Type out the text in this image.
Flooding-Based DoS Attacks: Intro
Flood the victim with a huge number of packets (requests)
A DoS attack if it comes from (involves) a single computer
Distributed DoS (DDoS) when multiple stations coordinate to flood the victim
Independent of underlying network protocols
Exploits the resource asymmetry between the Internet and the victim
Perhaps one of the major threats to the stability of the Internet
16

...

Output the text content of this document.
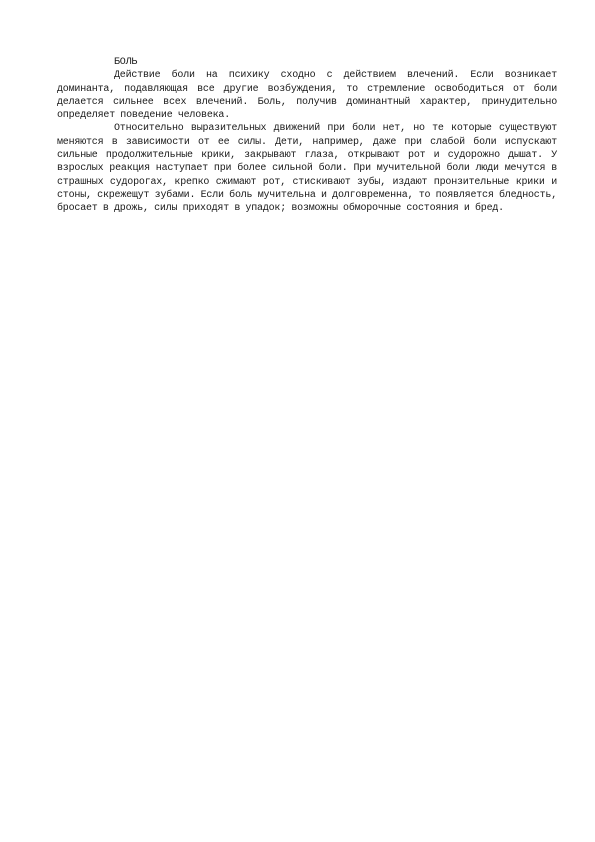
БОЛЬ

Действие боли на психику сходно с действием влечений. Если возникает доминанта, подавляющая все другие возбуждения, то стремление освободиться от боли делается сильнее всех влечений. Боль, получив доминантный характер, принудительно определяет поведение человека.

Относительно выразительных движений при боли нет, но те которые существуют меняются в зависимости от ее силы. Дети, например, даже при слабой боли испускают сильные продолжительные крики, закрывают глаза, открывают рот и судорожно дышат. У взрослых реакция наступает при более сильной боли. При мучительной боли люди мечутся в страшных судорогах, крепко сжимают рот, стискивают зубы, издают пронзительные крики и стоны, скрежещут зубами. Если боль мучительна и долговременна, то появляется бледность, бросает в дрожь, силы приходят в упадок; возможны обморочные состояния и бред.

* [Exercise directions]:
All lines holding the word "victim" should be picked out and copied.

* [Answer to this task]:
Flood the victim with a huge number of packets (requests)
Distributed DoS (DDoS) when multiple stations coordinate to flood the victim
Exploits the resource asymmetry between the Internet and the victim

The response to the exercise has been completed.